### Aim
Isolate every line in the data with the string "WWAN" and copy it.

### Record list
════════
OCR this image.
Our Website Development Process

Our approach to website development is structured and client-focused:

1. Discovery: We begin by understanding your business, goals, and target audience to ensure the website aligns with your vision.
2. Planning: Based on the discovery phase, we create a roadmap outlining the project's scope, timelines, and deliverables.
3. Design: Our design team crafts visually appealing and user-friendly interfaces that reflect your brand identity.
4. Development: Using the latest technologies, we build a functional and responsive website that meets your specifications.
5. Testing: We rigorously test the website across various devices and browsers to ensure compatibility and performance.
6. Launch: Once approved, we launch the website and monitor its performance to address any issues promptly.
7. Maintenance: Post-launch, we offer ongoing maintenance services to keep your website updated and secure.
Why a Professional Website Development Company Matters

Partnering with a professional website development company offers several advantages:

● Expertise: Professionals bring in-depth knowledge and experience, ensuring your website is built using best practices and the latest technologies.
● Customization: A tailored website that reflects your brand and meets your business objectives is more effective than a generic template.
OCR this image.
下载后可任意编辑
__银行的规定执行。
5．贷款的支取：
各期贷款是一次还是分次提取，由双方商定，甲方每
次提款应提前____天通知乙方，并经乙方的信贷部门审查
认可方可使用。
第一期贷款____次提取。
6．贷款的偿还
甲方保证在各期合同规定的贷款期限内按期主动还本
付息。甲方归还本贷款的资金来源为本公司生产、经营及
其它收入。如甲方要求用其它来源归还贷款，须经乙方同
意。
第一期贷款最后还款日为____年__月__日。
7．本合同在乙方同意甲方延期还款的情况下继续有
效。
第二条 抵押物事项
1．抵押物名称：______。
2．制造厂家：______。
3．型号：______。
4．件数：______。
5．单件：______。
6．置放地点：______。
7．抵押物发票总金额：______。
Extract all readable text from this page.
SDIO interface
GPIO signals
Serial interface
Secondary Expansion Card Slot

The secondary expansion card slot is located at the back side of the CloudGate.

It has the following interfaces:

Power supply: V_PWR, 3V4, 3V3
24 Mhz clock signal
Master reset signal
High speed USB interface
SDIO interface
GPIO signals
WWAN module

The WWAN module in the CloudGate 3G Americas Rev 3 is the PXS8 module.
════════
### Exercise solution
WWAN module
The WWAN module in the CloudGate 3G Americas Rev 3 is the PXS8 module.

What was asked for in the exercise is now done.